## Task details
Exact reproduction is required for all entries.

## Supplied entries
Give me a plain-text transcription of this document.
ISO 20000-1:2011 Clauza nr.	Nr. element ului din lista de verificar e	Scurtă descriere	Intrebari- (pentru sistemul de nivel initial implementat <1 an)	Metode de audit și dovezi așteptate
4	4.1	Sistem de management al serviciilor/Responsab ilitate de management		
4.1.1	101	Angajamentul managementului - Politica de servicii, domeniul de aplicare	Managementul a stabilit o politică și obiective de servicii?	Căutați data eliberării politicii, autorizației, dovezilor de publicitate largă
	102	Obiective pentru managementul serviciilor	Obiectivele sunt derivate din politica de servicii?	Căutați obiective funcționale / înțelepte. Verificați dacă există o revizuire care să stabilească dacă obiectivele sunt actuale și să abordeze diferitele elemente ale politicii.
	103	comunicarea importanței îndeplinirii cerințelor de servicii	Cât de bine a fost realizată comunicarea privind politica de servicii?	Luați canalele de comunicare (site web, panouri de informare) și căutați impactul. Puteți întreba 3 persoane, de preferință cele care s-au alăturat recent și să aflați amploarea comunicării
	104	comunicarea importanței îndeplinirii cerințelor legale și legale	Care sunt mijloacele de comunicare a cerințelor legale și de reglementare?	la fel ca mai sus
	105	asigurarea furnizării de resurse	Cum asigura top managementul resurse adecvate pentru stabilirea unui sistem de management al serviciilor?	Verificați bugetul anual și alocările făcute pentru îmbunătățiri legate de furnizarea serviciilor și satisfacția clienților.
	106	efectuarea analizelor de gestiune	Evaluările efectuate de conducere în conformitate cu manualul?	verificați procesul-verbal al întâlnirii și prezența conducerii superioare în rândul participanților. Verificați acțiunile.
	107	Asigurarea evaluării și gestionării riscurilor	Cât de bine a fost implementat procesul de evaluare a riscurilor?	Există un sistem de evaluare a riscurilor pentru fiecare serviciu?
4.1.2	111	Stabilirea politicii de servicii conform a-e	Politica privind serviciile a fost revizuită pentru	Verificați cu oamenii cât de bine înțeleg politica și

## Complete response
Give me a plain-text transcription of this document.
ISO 20000-1:2011 Clauza nr.	Nr. element ului din lista de verificar e	Scurtă descriere	Intrebari- (pentru sistemul de nivel initial implementat <1 an)	Metode de audit și dovezi așteptate
4	4.1	Sistem de management al serviciilor/Responsab ilitate de management		
4.1.1	101	Angajamentul managementului - Politica de servicii, domeniul de aplicare	Managementul a stabilit o politică și obiective de servicii?	Căutați data eliberării politicii, autorizației, dovezilor de publicitate largă
	102	Obiective pentru managementul serviciilor	Obiectivele sunt derivate din politica de servicii?	Căutați obiective funcționale / înțelepte. Verificați dacă există o revizuire care să stabilească dacă obiectivele sunt actuale și să abordeze diferitele elemente ale politicii.
	103	comunicarea importanței îndeplinirii cerințelor de servicii	Cât de bine a fost realizată comunicarea privind politica de servicii?	Luați canalele de comunicare (site web, panouri de informare) și căutați impactul. Puteți întreba 3 persoane, de preferință cele care s-au alăturat recent și să aflați amploarea comunicării
	104	comunicarea importanței îndeplinirii cerințelor legale și legale	Care sunt mijloacele de comunicare a cerințelor legale și de reglementare?	la fel ca mai sus
	105	asigurarea furnizării de resurse	Cum asigura top managementul resurse adecvate pentru stabilirea unui sistem de management al serviciilor?	Verificați bugetul anual și alocările făcute pentru îmbunătățiri legate de furnizarea serviciilor și satisfacția clienților.
	106	efectuarea analizelor de gestiune	Evaluările efectuate de conducere în conformitate cu manualul?	verificați procesul-verbal al întâlnirii și prezența conducerii superioare în rândul participanților. Verificați acțiunile.
	107	Asigurarea evaluării și gestionării riscurilor	Cât de bine a fost implementat procesul de evaluare a riscurilor?	Există un sistem de evaluare a riscurilor pentru fiecare serviciu?
4.1.2	111	Stabilirea politicii de servicii conform a-e	Politica privind serviciile a fost revizuită pentru	Verificați cu oamenii cât de bine înțeleg politica și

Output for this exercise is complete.